▶ [EXERCISE GOAL]: Copy every line of the material below word for word, omitting the pictures.

Layout annotation data
++++++++

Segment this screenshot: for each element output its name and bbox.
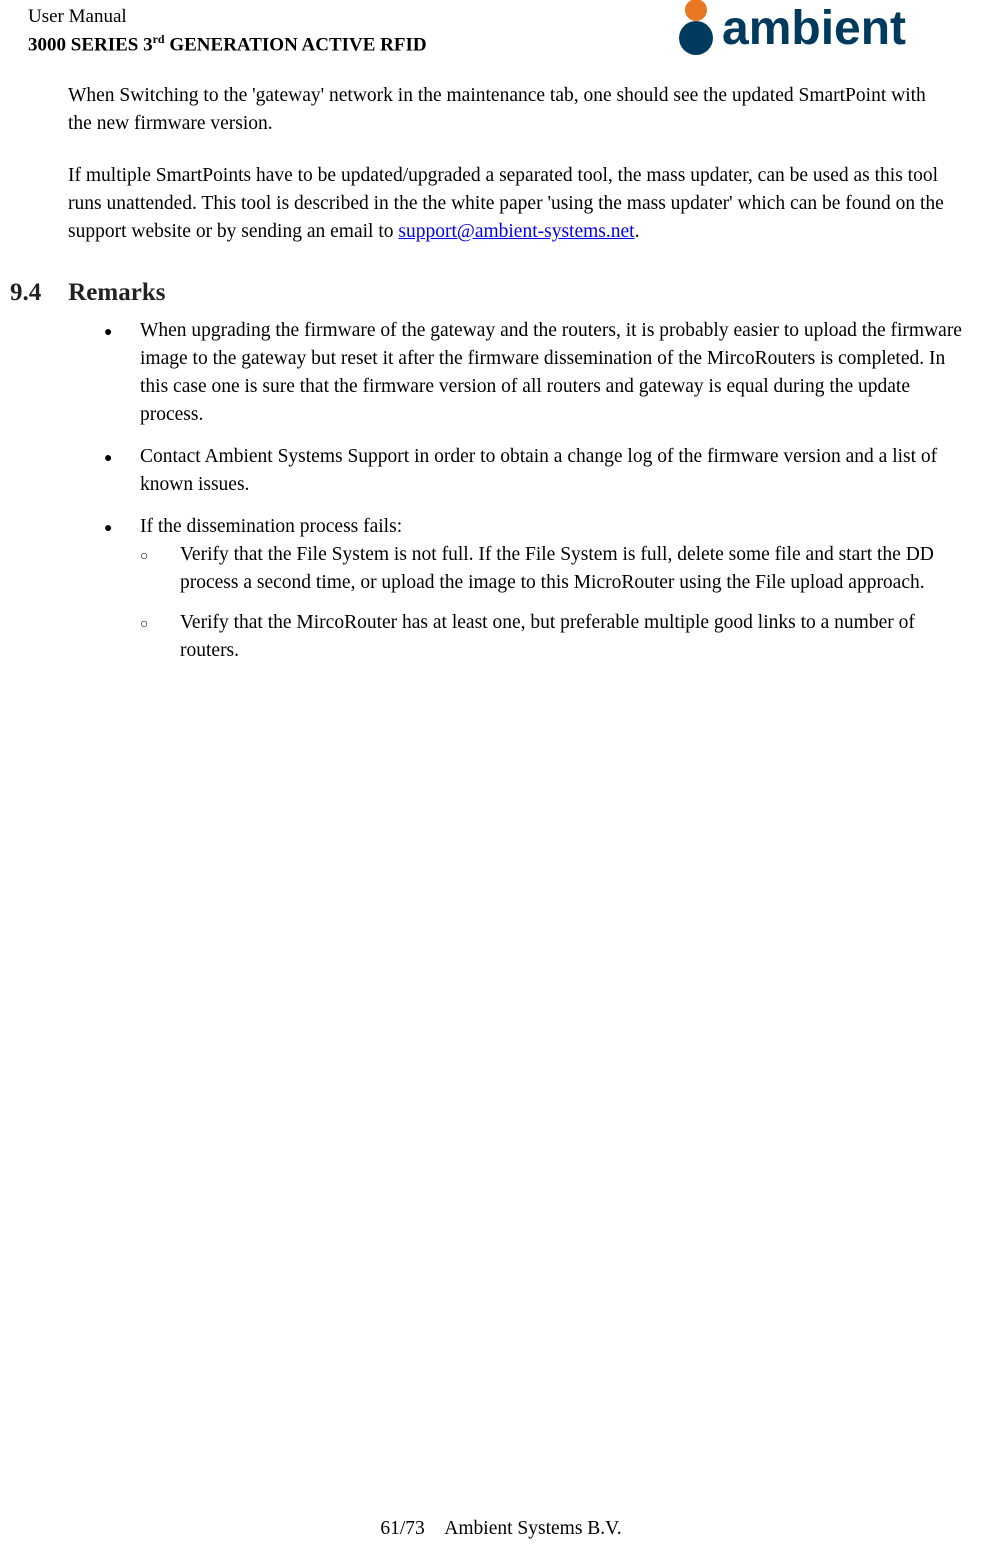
section-number: 9.4 bbox=[10, 279, 62, 307]
footer-company: Ambient Systems B.V. bbox=[444, 1518, 621, 1539]
page-footer: 61/73 Ambient Systems B.V. bbox=[0, 1518, 1002, 1540]
section-heading: 9.4 Remarks bbox=[10, 279, 165, 307]
body-text: When Switching to the 'gateway' network … bbox=[68, 82, 947, 270]
header-line2-prefix: 3000 SERIES 3 bbox=[28, 34, 153, 55]
sub-bullet-item: Verify that the MircoRouter has at least… bbox=[140, 609, 977, 665]
sub-bullet-text: Verify that the File System is not full.… bbox=[180, 544, 934, 593]
header-line2-suffix: GENERATION ACTIVE RFID bbox=[165, 34, 427, 55]
logo-text: ambient bbox=[722, 2, 906, 55]
sub-bullet-list: Verify that the File System is not full.… bbox=[140, 541, 977, 665]
header-line-2: 3000 SERIES 3rd GENERATION ACTIVE RFID bbox=[28, 28, 427, 56]
support-email-link[interactable]: support@ambient-systems.net bbox=[398, 221, 634, 242]
bullet-text: When upgrading the firmware of the gatew… bbox=[140, 320, 962, 425]
sub-bullet-text: Verify that the MircoRouter has at least… bbox=[180, 612, 915, 661]
page-header: User Manual 3000 SERIES 3rd GENERATION A… bbox=[28, 6, 974, 66]
bullet-item: Contact Ambient Systems Support in order… bbox=[104, 443, 977, 499]
section-title: Remarks bbox=[68, 279, 165, 306]
bullet-item: If the dissemination process fails: Veri… bbox=[104, 513, 977, 665]
bullet-item: When upgrading the firmware of the gatew… bbox=[104, 317, 977, 429]
bullet-text: Contact Ambient Systems Support in order… bbox=[140, 446, 937, 495]
header-line2-sup: rd bbox=[153, 32, 165, 46]
page: User Manual 3000 SERIES 3rd GENERATION A… bbox=[0, 0, 1002, 1552]
paragraph-1: When Switching to the 'gateway' network … bbox=[68, 82, 947, 138]
header-title-block: User Manual 3000 SERIES 3rd GENERATION A… bbox=[28, 6, 427, 56]
page-number: 61/73 bbox=[380, 1518, 424, 1539]
ambient-logo: ambient bbox=[674, 0, 974, 64]
remarks-list: When upgrading the firmware of the gatew… bbox=[104, 317, 977, 679]
header-line-1: User Manual bbox=[28, 6, 427, 28]
sub-bullet-item: Verify that the File System is not full.… bbox=[140, 541, 977, 597]
paragraph-2: If multiple SmartPoints have to be updat… bbox=[68, 162, 947, 246]
p2-text-b: . bbox=[635, 221, 640, 242]
bullet-text: If the dissemination process fails: bbox=[140, 516, 402, 537]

++++++++

▶ [SOLUTION FOR THIS EXERCISE]:
Segment this screenshot: for each element output its name and bbox.
section-number: 9.4 bbox=[10, 279, 62, 307]
footer-company: Ambient Systems B.V. bbox=[444, 1518, 621, 1539]
page-footer: 61/73 Ambient Systems B.V. bbox=[0, 1518, 1002, 1540]
section-heading: 9.4 Remarks bbox=[10, 279, 165, 307]
body-text: When Switching to the 'gateway' network … bbox=[68, 82, 947, 270]
header-line2-prefix: 3000 SERIES 3 bbox=[28, 34, 153, 55]
sub-bullet-item: Verify that the MircoRouter has at least… bbox=[140, 609, 977, 665]
sub-bullet-text: Verify that the File System is not full.… bbox=[180, 544, 934, 593]
header-line2-suffix: GENERATION ACTIVE RFID bbox=[165, 34, 427, 55]
logo-text: ambient bbox=[722, 2, 906, 55]
sub-bullet-list: Verify that the File System is not full.… bbox=[140, 541, 977, 665]
header-line-2: 3000 SERIES 3rd GENERATION ACTIVE RFID bbox=[28, 28, 427, 56]
support-email-link[interactable]: support@ambient-systems.net bbox=[398, 221, 634, 242]
bullet-text: When upgrading the firmware of the gatew… bbox=[140, 320, 962, 425]
sub-bullet-text: Verify that the MircoRouter has at least… bbox=[180, 612, 915, 661]
page-header: User Manual 3000 SERIES 3rd GENERATION A… bbox=[28, 6, 974, 66]
bullet-item: Contact Ambient Systems Support in order… bbox=[104, 443, 977, 499]
section-title: Remarks bbox=[68, 279, 165, 306]
bullet-item: If the dissemination process fails: Veri… bbox=[104, 513, 977, 665]
bullet-item: When upgrading the firmware of the gatew… bbox=[104, 317, 977, 429]
bullet-text: Contact Ambient Systems Support in order… bbox=[140, 446, 937, 495]
header-line2-sup: rd bbox=[153, 32, 165, 46]
page: User Manual 3000 SERIES 3rd GENERATION A… bbox=[0, 0, 1002, 1552]
paragraph-1: When Switching to the 'gateway' network … bbox=[68, 82, 947, 138]
header-title-block: User Manual 3000 SERIES 3rd GENERATION A… bbox=[28, 6, 427, 56]
page-number: 61/73 bbox=[380, 1518, 424, 1539]
ambient-logo: ambient bbox=[674, 0, 974, 64]
remarks-list: When upgrading the firmware of the gatew… bbox=[104, 317, 977, 679]
header-line-1: User Manual bbox=[28, 6, 427, 28]
sub-bullet-item: Verify that the File System is not full.… bbox=[140, 541, 977, 597]
paragraph-2: If multiple SmartPoints have to be updat… bbox=[68, 162, 947, 246]
p2-text-b: . bbox=[635, 221, 640, 242]
bullet-text: If the dissemination process fails: bbox=[140, 516, 402, 537]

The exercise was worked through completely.